JOB:
Copy each line that has the string "Vertical" somewhere in it.

>> Begin EXCERPTED DATA

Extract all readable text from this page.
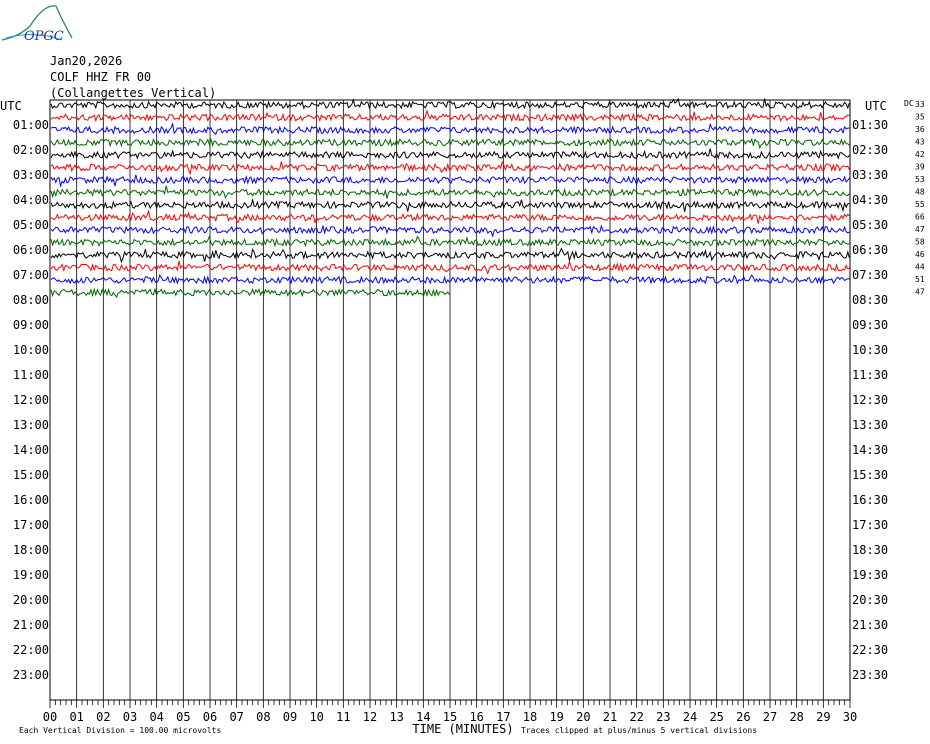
OPGC
Jan20,2026
COLF HHZ FR 00
(Collangettes Vertical)
UTC	UTC DC
01:00	01:30
02:00	02:30
03:00	03:30
04:00	04:30
05:00	05:30
06:00	06:30
07:00	07:30
08:00	08:30
09:00	09:30
10:00	10:30
11:00	11:30
12:00	12:30
13:00	13:30
14:00	14:30
15:00	15:30
16:00	16:30
17:00	17:30
18:00	18:30
19:00	19:30
20:00	20:30
21:00	21:30
22:00	22:30
23:00	23:30
33
35
36
43
42
39
53
48
55
66
47
58
46
44
51
47
00 01 02 03 04 05 06 07 08 09 10 11 12 13 14 15 16 17 18 19 20 21 22 23 24 25 26 27 28 29 30
TIME (MINUTES)
Each Vertical Division = 100.00 microvolts	Traces clipped at plus/minus 5 vertical divisions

>> End EXCERPTED DATA

WRITTEN ANSWER:
(Collangettes Vertical)
Each Vertical Division = 100.00 microvolts	Traces clipped at plus/minus 5 vertical divisions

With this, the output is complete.